_TASK REQUIREMENTS_
Output each line of the material exactly as it stands.

_DATA SECTION_
--- begin ---

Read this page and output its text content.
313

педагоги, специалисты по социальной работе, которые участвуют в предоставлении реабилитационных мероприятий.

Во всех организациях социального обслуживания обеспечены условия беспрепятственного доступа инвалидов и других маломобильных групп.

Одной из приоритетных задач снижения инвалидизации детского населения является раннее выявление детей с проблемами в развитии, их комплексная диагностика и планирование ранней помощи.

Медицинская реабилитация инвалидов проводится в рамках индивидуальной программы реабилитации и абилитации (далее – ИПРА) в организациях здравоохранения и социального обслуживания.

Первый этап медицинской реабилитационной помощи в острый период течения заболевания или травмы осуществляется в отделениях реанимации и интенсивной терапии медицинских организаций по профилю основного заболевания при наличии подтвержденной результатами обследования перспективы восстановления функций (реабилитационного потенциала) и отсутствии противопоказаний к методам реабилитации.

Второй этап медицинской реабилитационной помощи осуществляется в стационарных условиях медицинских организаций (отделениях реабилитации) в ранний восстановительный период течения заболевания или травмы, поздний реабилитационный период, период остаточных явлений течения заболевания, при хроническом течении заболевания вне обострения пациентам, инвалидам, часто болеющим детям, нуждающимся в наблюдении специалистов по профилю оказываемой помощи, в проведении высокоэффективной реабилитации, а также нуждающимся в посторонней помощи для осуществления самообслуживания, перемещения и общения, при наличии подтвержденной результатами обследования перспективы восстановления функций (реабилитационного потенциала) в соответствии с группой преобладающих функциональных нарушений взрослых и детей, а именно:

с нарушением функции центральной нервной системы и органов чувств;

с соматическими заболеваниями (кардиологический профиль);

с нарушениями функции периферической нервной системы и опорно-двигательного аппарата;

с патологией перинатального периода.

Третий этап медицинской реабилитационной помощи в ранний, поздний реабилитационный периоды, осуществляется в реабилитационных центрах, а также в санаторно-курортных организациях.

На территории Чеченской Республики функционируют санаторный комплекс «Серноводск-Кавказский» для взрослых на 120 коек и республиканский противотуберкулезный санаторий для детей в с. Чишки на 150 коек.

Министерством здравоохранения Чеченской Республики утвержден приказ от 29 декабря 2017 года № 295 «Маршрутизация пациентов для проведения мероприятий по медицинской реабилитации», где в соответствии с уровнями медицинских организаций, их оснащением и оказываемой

--- end ---

_WRITTEN SOLUTION_
Read this page and output its text content.
313

педагоги, специалисты по социальной работе, которые участвуют в предоставлении реабилитационных мероприятий.

Во всех организациях социального обслуживания обеспечены условия беспрепятственного доступа инвалидов и других маломобильных групп.

Одной из приоритетных задач снижения инвалидизации детского населения является раннее выявление детей с проблемами в развитии, их комплексная диагностика и планирование ранней помощи.

Медицинская реабилитация инвалидов проводится в рамках индивидуальной программы реабилитации и абилитации (далее – ИПРА) в организациях здравоохранения и социального обслуживания.

Первый этап медицинской реабилитационной помощи в острый период течения заболевания или травмы осуществляется в отделениях реанимации и интенсивной терапии медицинских организаций по профилю основного заболевания при наличии подтвержденной результатами обследования перспективы восстановления функций (реабилитационного потенциала) и отсутствии противопоказаний к методам реабилитации.

Второй этап медицинской реабилитационной помощи осуществляется в стационарных условиях медицинских организаций (отделениях реабилитации) в ранний восстановительный период течения заболевания или травмы, поздний реабилитационный период, период остаточных явлений течения заболевания, при хроническом течении заболевания вне обострения пациентам, инвалидам, часто болеющим детям, нуждающимся в наблюдении специалистов по профилю оказываемой помощи, в проведении высокоэффективной реабилитации, а также нуждающимся в посторонней помощи для осуществления самообслуживания, перемещения и общения, при наличии подтвержденной результатами обследования перспективы восстановления функций (реабилитационного потенциала) в соответствии с группой преобладающих функциональных нарушений взрослых и детей, а именно:

с нарушением функции центральной нервной системы и органов чувств;

с соматическими заболеваниями (кардиологический профиль);

с нарушениями функции периферической нервной системы и опорно-двигательного аппарата;

с патологией перинатального периода.

Третий этап медицинской реабилитационной помощи в ранний, поздний реабилитационный периоды, осуществляется в реабилитационных центрах, а также в санаторно-курортных организациях.

На территории Чеченской Республики функционируют санаторный комплекс «Серноводск-Кавказский» для взрослых на 120 коек и республиканский противотуберкулезный санаторий для детей в с. Чишки на 150 коек.

Министерством здравоохранения Чеченской Республики утвержден приказ от 29 декабря 2017 года № 295 «Маршрутизация пациентов для проведения мероприятий по медицинской реабилитации», где в соответствии с уровнями медицинских организаций, их оснащением и оказываемой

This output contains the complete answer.